DIRECTIONS FOR THIS TASK
Return the records word for word. Any pictures in them are not part of the copy.

THE INPUT
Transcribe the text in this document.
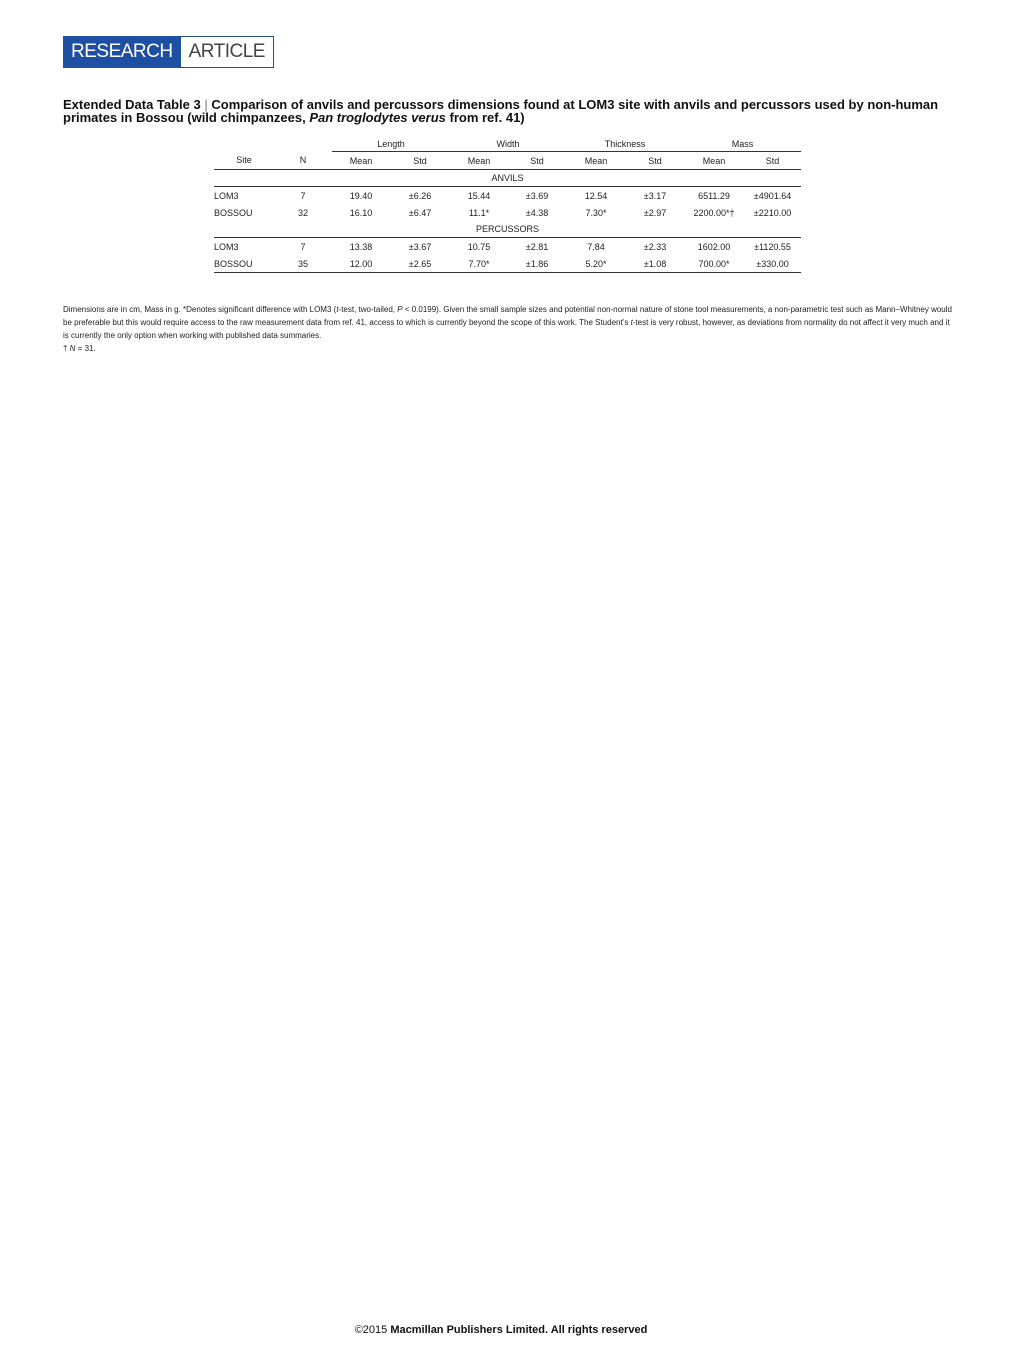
RESEARCH ARTICLE
Extended Data Table 3 | Comparison of anvils and percussors dimensions found at LOM3 site with anvils and percussors used by non-human primates in Bossou (wild chimpanzees, Pan troglodytes verus from ref. 41)
		Length		Width		Thickness		Mass	
Site	N	Mean	Std	Mean	Std	Mean	Std	Mean	Std
ANVILS									
LOM3	7	19.40	±6.26	15.44	±3.69	12.54	±3.17	6511.29	±4901.64
BOSSOU	32	16.10	±6.47	11.1*	±4.38	7.30*	±2.97	2200.00*†	±2210.00
PERCUSSORS									
LOM3	7	13.38	±3.67	10.75	±2.81	7.84	±2.33	1602.00	±1120.55
BOSSOU	35	12.00	±2.65	7.70*	±1.86	5.20*	±1.08	700.00*	±330.00
Dimensions are in cm, Mass in g. *Denotes significant difference with LOM3 (t-test, two-tailed, P < 0.0199). Given the small sample sizes and potential non-normal nature of stone tool measurements, a non-parametric test such as Mann–Whitney would be preferable but this would require access to the raw measurement data from ref. 41, access to which is currently beyond the scope of this work. The Student’s t-test is very robust, however, as deviations from normality do not affect it very much and it is currently the only option when working with published data summaries.
† N = 31.
©2015 Macmillan Publishers Limited. All rights reserved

WRITTEN ANSWER
Transcribe the text in this document.
RESEARCH ARTICLE
Extended Data Table 3 | Comparison of anvils and percussors dimensions found at LOM3 site with anvils and percussors used by non-human primates in Bossou (wild chimpanzees, Pan troglodytes verus from ref. 41)
		Length		Width		Thickness		Mass	
Site	N	Mean	Std	Mean	Std	Mean	Std	Mean	Std
ANVILS									
LOM3	7	19.40	±6.26	15.44	±3.69	12.54	±3.17	6511.29	±4901.64
BOSSOU	32	16.10	±6.47	11.1*	±4.38	7.30*	±2.97	2200.00*†	±2210.00
PERCUSSORS									
LOM3	7	13.38	±3.67	10.75	±2.81	7.84	±2.33	1602.00	±1120.55
BOSSOU	35	12.00	±2.65	7.70*	±1.86	5.20*	±1.08	700.00*	±330.00
Dimensions are in cm, Mass in g. *Denotes significant difference with LOM3 (t-test, two-tailed, P < 0.0199). Given the small sample sizes and potential non-normal nature of stone tool measurements, a non-parametric test such as Mann–Whitney would be preferable but this would require access to the raw measurement data from ref. 41, access to which is currently beyond the scope of this work. The Student’s t-test is very robust, however, as deviations from normality do not affect it very much and it is currently the only option when working with published data summaries.
† N = 31.
©2015 Macmillan Publishers Limited. All rights reserved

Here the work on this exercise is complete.